Bounding box entries:
--

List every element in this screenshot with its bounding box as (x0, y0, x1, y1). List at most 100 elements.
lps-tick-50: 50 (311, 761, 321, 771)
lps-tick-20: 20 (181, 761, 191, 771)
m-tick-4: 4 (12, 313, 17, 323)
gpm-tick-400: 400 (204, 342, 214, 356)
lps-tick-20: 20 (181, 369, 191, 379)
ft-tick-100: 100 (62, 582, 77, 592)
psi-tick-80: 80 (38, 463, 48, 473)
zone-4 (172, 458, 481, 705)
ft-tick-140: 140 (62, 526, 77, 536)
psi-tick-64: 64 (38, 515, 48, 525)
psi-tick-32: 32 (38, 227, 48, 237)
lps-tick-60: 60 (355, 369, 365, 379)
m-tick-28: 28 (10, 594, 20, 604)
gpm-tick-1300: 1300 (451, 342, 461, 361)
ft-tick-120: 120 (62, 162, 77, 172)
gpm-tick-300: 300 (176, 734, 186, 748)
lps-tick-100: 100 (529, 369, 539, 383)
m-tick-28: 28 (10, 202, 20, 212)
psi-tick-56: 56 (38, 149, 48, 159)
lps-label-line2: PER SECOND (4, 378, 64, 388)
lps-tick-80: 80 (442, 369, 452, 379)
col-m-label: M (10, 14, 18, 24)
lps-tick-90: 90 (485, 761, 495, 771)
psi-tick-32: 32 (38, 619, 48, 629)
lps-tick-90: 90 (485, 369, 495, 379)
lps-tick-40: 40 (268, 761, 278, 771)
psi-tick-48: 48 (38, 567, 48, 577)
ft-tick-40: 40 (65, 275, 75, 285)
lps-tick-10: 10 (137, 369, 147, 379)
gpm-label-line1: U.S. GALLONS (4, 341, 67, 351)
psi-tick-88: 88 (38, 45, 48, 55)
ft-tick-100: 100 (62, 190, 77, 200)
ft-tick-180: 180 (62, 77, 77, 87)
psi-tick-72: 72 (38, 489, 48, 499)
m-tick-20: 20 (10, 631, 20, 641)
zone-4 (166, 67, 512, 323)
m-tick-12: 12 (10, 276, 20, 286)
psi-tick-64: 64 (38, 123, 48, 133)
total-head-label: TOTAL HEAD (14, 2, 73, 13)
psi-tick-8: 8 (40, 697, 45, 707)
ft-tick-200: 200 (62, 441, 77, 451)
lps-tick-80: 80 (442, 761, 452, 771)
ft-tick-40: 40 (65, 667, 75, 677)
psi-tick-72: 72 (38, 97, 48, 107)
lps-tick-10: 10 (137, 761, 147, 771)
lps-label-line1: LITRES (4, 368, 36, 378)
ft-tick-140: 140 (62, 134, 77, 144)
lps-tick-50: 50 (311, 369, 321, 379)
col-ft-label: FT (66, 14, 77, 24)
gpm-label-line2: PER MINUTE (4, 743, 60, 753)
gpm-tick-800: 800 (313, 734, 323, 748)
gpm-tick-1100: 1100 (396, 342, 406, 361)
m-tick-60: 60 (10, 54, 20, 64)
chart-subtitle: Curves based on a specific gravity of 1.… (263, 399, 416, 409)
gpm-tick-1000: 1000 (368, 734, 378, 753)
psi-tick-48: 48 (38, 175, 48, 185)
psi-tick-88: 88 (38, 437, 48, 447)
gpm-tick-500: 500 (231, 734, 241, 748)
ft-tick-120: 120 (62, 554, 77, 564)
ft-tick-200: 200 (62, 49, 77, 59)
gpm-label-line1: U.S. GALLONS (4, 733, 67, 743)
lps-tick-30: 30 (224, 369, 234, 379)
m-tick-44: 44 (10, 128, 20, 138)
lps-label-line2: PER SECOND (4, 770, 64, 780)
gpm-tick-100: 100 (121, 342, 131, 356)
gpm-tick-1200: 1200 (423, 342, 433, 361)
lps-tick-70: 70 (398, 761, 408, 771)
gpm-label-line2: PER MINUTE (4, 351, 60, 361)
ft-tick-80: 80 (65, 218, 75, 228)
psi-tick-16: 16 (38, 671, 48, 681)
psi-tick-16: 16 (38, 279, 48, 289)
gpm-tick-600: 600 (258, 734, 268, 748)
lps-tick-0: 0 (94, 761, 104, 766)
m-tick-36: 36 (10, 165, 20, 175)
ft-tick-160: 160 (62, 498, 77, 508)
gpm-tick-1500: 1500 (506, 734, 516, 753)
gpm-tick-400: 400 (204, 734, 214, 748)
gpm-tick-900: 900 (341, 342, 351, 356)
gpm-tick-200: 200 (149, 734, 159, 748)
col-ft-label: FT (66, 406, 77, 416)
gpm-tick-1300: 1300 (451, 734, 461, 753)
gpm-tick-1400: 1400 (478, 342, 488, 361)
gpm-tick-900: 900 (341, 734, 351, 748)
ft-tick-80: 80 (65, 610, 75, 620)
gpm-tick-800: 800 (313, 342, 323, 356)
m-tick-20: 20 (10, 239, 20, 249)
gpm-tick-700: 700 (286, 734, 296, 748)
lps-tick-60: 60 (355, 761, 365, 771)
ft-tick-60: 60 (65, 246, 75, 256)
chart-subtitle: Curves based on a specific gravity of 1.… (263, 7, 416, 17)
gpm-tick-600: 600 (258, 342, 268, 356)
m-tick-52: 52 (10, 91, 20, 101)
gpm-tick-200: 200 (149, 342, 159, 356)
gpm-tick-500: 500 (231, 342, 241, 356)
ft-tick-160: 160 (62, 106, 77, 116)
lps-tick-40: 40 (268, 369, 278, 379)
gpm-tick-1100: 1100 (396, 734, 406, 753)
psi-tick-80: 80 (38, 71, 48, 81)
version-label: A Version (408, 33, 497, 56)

--

PROBLEM REQUIREMENTS -
Copy out all of the items above without changing a single character.

OUTPUT -
List every element in this screenshot with its bounding box as (x0, y0, x1, y1). List at most 100 elements.
lps-tick-50: 50 (311, 761, 321, 771)
lps-tick-20: 20 (181, 761, 191, 771)
m-tick-4: 4 (12, 313, 17, 323)
gpm-tick-400: 400 (204, 342, 214, 356)
lps-tick-20: 20 (181, 369, 191, 379)
ft-tick-100: 100 (62, 582, 77, 592)
psi-tick-80: 80 (38, 463, 48, 473)
zone-4 (172, 458, 481, 705)
ft-tick-140: 140 (62, 526, 77, 536)
psi-tick-64: 64 (38, 515, 48, 525)
psi-tick-32: 32 (38, 227, 48, 237)
lps-tick-60: 60 (355, 369, 365, 379)
m-tick-28: 28 (10, 594, 20, 604)
gpm-tick-1300: 1300 (451, 342, 461, 361)
ft-tick-120: 120 (62, 162, 77, 172)
gpm-tick-300: 300 (176, 734, 186, 748)
lps-tick-100: 100 (529, 369, 539, 383)
m-tick-28: 28 (10, 202, 20, 212)
psi-tick-56: 56 (38, 149, 48, 159)
lps-label-line2: PER SECOND (4, 378, 64, 388)
lps-tick-80: 80 (442, 369, 452, 379)
col-m-label: M (10, 14, 18, 24)
lps-tick-90: 90 (485, 761, 495, 771)
psi-tick-32: 32 (38, 619, 48, 629)
lps-tick-90: 90 (485, 369, 495, 379)
lps-tick-40: 40 (268, 761, 278, 771)
psi-tick-48: 48 (38, 567, 48, 577)
ft-tick-40: 40 (65, 275, 75, 285)
lps-tick-10: 10 (137, 369, 147, 379)
gpm-label-line1: U.S. GALLONS (4, 341, 67, 351)
psi-tick-88: 88 (38, 45, 48, 55)
ft-tick-100: 100 (62, 190, 77, 200)
ft-tick-180: 180 (62, 77, 77, 87)
psi-tick-72: 72 (38, 489, 48, 499)
m-tick-20: 20 (10, 631, 20, 641)
zone-4 (166, 67, 512, 323)
m-tick-12: 12 (10, 276, 20, 286)
psi-tick-64: 64 (38, 123, 48, 133)
total-head-label: TOTAL HEAD (14, 2, 73, 13)
psi-tick-8: 8 (40, 697, 45, 707)
ft-tick-200: 200 (62, 441, 77, 451)
lps-tick-80: 80 (442, 761, 452, 771)
ft-tick-40: 40 (65, 667, 75, 677)
psi-tick-72: 72 (38, 97, 48, 107)
lps-tick-10: 10 (137, 761, 147, 771)
lps-label-line1: LITRES (4, 368, 36, 378)
ft-tick-140: 140 (62, 134, 77, 144)
lps-tick-50: 50 (311, 369, 321, 379)
col-ft-label: FT (66, 14, 77, 24)
gpm-label-line2: PER MINUTE (4, 743, 60, 753)
gpm-tick-800: 800 (313, 734, 323, 748)
gpm-tick-1100: 1100 (396, 342, 406, 361)
m-tick-60: 60 (10, 54, 20, 64)
chart-subtitle: Curves based on a specific gravity of 1.… (263, 399, 416, 409)
gpm-tick-1000: 1000 (368, 734, 378, 753)
psi-tick-48: 48 (38, 175, 48, 185)
psi-tick-88: 88 (38, 437, 48, 447)
gpm-tick-500: 500 (231, 734, 241, 748)
ft-tick-120: 120 (62, 554, 77, 564)
ft-tick-200: 200 (62, 49, 77, 59)
gpm-label-line1: U.S. GALLONS (4, 733, 67, 743)
lps-tick-30: 30 (224, 369, 234, 379)
m-tick-44: 44 (10, 128, 20, 138)
lps-label-line2: PER SECOND (4, 770, 64, 780)
gpm-tick-100: 100 (121, 342, 131, 356)
gpm-tick-1200: 1200 (423, 342, 433, 361)
lps-tick-70: 70 (398, 761, 408, 771)
gpm-label-line2: PER MINUTE (4, 351, 60, 361)
ft-tick-80: 80 (65, 218, 75, 228)
psi-tick-16: 16 (38, 671, 48, 681)
psi-tick-16: 16 (38, 279, 48, 289)
gpm-tick-600: 600 (258, 734, 268, 748)
lps-tick-0: 0 (94, 761, 104, 766)
m-tick-36: 36 (10, 165, 20, 175)
ft-tick-160: 160 (62, 498, 77, 508)
gpm-tick-1500: 1500 (506, 734, 516, 753)
gpm-tick-400: 400 (204, 734, 214, 748)
gpm-tick-900: 900 (341, 342, 351, 356)
gpm-tick-200: 200 (149, 734, 159, 748)
col-ft-label: FT (66, 406, 77, 416)
gpm-tick-1300: 1300 (451, 734, 461, 753)
gpm-tick-1400: 1400 (478, 342, 488, 361)
gpm-tick-900: 900 (341, 734, 351, 748)
ft-tick-80: 80 (65, 610, 75, 620)
gpm-tick-800: 800 (313, 342, 323, 356)
m-tick-20: 20 (10, 239, 20, 249)
gpm-tick-700: 700 (286, 734, 296, 748)
lps-tick-60: 60 (355, 761, 365, 771)
ft-tick-60: 60 (65, 246, 75, 256)
chart-subtitle: Curves based on a specific gravity of 1.… (263, 7, 416, 17)
gpm-tick-600: 600 (258, 342, 268, 356)
m-tick-52: 52 (10, 91, 20, 101)
gpm-tick-200: 200 (149, 342, 159, 356)
gpm-tick-500: 500 (231, 342, 241, 356)
ft-tick-160: 160 (62, 106, 77, 116)
lps-tick-40: 40 (268, 369, 278, 379)
gpm-tick-1100: 1100 (396, 734, 406, 753)
psi-tick-80: 80 (38, 71, 48, 81)
version-label: A Version (408, 33, 497, 56)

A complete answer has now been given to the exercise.